[Exercise goal] Give every entry again, unchanged, and leave its images out.

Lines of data

* START *

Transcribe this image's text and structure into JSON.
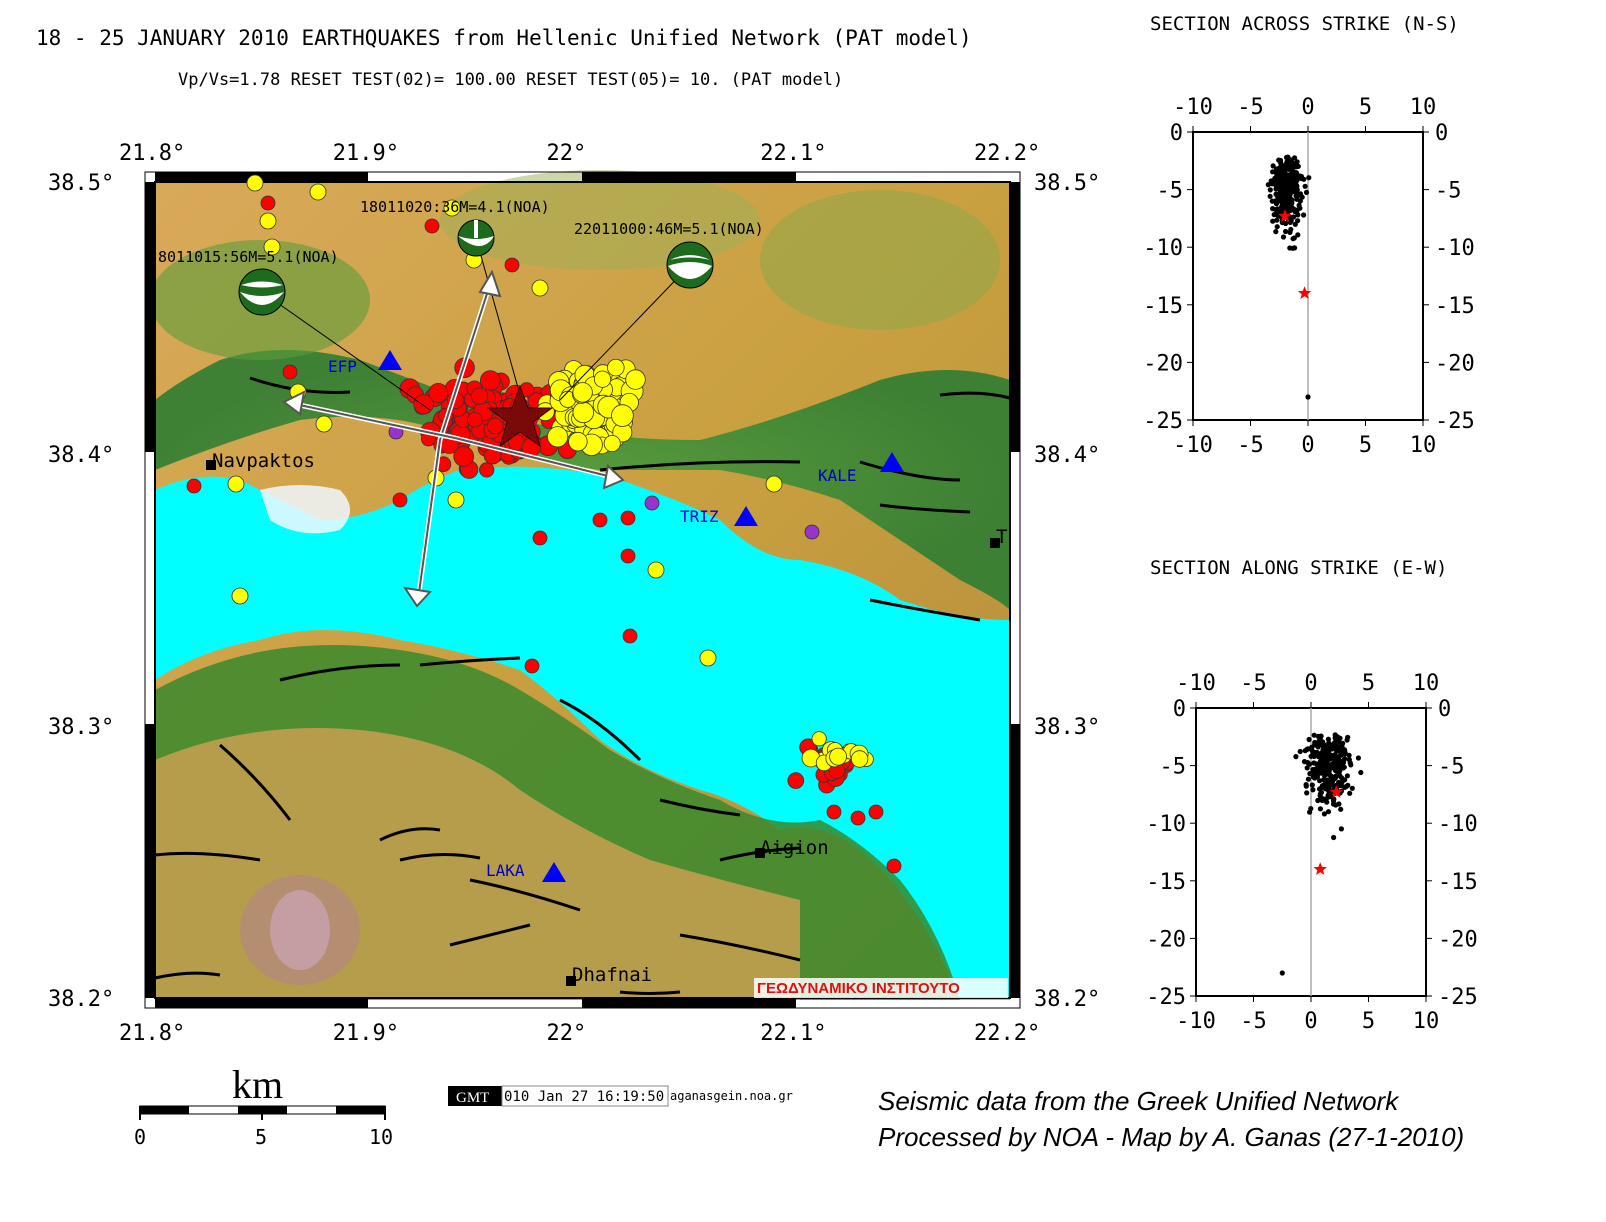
{
  "header": {
    "title": "18 - 25 JANUARY 2010 EARTHQUAKES from Hellenic Unified Network (PAT model)",
    "subtitle": "Vp/Vs=1.78 RESET TEST(02)= 100.00 RESET TEST(05)= 10. (PAT model)"
  },
  "map": {
    "lon_ticks": [
      "21.8°",
      "21.9°",
      "22°",
      "22.1°",
      "22.2°"
    ],
    "lat_ticks": [
      "38.5°",
      "38.4°",
      "38.3°",
      "38.2°"
    ],
    "lon_range": [
      21.8,
      22.2
    ],
    "lat_range": [
      38.2,
      38.5
    ],
    "colors": {
      "sea": "#00ffff",
      "event_red": "#ff0000",
      "event_yellow": "#ffff00",
      "event_purple": "#9933cc",
      "station": "#0000ff",
      "mainshock_star": "#7a0a0a",
      "fault": "#000000"
    },
    "focal_labels": [
      "8011015:56M=5.1(NOA)",
      "18011020:36M=4.1(NOA)",
      "22011000:46M=5.1(NOA)"
    ],
    "stations": [
      "EFP",
      "TRIZ",
      "KALE",
      "LAKA"
    ],
    "towns": [
      "Navpaktos",
      "Aigion",
      "Dhafnai",
      "T"
    ],
    "institute_label": "ΓΕΩΔΥΝΑΜΙΚΟ ΙΝΣΤΙΤΟΥΤΟ"
  },
  "scale_bar": {
    "unit": "km",
    "labels": [
      "0",
      "5",
      "10"
    ]
  },
  "gmt_stamp": {
    "badge": "GMT",
    "timestamp": "010 Jan 27 16:19:50",
    "user": "aganasgein.noa.gr"
  },
  "credits": {
    "line1": "Seismic data from the Greek Unified Network",
    "line2": "Processed by NOA - Map by A. Ganas (27-1-2010)"
  },
  "sections": [
    {
      "title": "SECTION ACROSS STRIKE (N-S)",
      "x_ticks": [
        "-10",
        "-5",
        "0",
        "5",
        "10"
      ],
      "y_ticks": [
        "0",
        "-5",
        "-10",
        "-15",
        "-20",
        "-25"
      ],
      "x_range": [
        -10,
        10
      ],
      "y_range": [
        -25,
        0
      ],
      "stars": [
        {
          "x": -2,
          "y": -7.3
        },
        {
          "x": -0.3,
          "y": -14
        }
      ]
    },
    {
      "title": "SECTION ALONG STRIKE (E-W)",
      "x_ticks": [
        "-10",
        "-5",
        "0",
        "5",
        "10"
      ],
      "y_ticks": [
        "0",
        "-5",
        "-10",
        "-15",
        "-20",
        "-25"
      ],
      "x_range": [
        -10,
        10
      ],
      "y_range": [
        -25,
        0
      ],
      "stars": [
        {
          "x": 2.2,
          "y": -7.3
        },
        {
          "x": 0.8,
          "y": -14
        }
      ]
    }
  ]
}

* END *

[Final answer]
Transcribe this image's text and structure into JSON.
{
  "header": {
    "title": "18 - 25 JANUARY 2010 EARTHQUAKES from Hellenic Unified Network (PAT model)",
    "subtitle": "Vp/Vs=1.78 RESET TEST(02)= 100.00 RESET TEST(05)= 10. (PAT model)"
  },
  "map": {
    "lon_ticks": [
      "21.8°",
      "21.9°",
      "22°",
      "22.1°",
      "22.2°"
    ],
    "lat_ticks": [
      "38.5°",
      "38.4°",
      "38.3°",
      "38.2°"
    ],
    "lon_range": [
      21.8,
      22.2
    ],
    "lat_range": [
      38.2,
      38.5
    ],
    "colors": {
      "sea": "#00ffff",
      "event_red": "#ff0000",
      "event_yellow": "#ffff00",
      "event_purple": "#9933cc",
      "station": "#0000ff",
      "mainshock_star": "#7a0a0a",
      "fault": "#000000"
    },
    "focal_labels": [
      "8011015:56M=5.1(NOA)",
      "18011020:36M=4.1(NOA)",
      "22011000:46M=5.1(NOA)"
    ],
    "stations": [
      "EFP",
      "TRIZ",
      "KALE",
      "LAKA"
    ],
    "towns": [
      "Navpaktos",
      "Aigion",
      "Dhafnai",
      "T"
    ],
    "institute_label": "ΓΕΩΔΥΝΑΜΙΚΟ ΙΝΣΤΙΤΟΥΤΟ"
  },
  "scale_bar": {
    "unit": "km",
    "labels": [
      "0",
      "5",
      "10"
    ]
  },
  "gmt_stamp": {
    "badge": "GMT",
    "timestamp": "010 Jan 27 16:19:50",
    "user": "aganasgein.noa.gr"
  },
  "credits": {
    "line1": "Seismic data from the Greek Unified Network",
    "line2": "Processed by NOA - Map by A. Ganas (27-1-2010)"
  },
  "sections": [
    {
      "title": "SECTION ACROSS STRIKE (N-S)",
      "x_ticks": [
        "-10",
        "-5",
        "0",
        "5",
        "10"
      ],
      "y_ticks": [
        "0",
        "-5",
        "-10",
        "-15",
        "-20",
        "-25"
      ],
      "x_range": [
        -10,
        10
      ],
      "y_range": [
        -25,
        0
      ],
      "stars": [
        {
          "x": -2,
          "y": -7.3
        },
        {
          "x": -0.3,
          "y": -14
        }
      ]
    },
    {
      "title": "SECTION ALONG STRIKE (E-W)",
      "x_ticks": [
        "-10",
        "-5",
        "0",
        "5",
        "10"
      ],
      "y_ticks": [
        "0",
        "-5",
        "-10",
        "-15",
        "-20",
        "-25"
      ],
      "x_range": [
        -10,
        10
      ],
      "y_range": [
        -25,
        0
      ],
      "stars": [
        {
          "x": 2.2,
          "y": -7.3
        },
        {
          "x": 0.8,
          "y": -14
        }
      ]
    }
  ]
}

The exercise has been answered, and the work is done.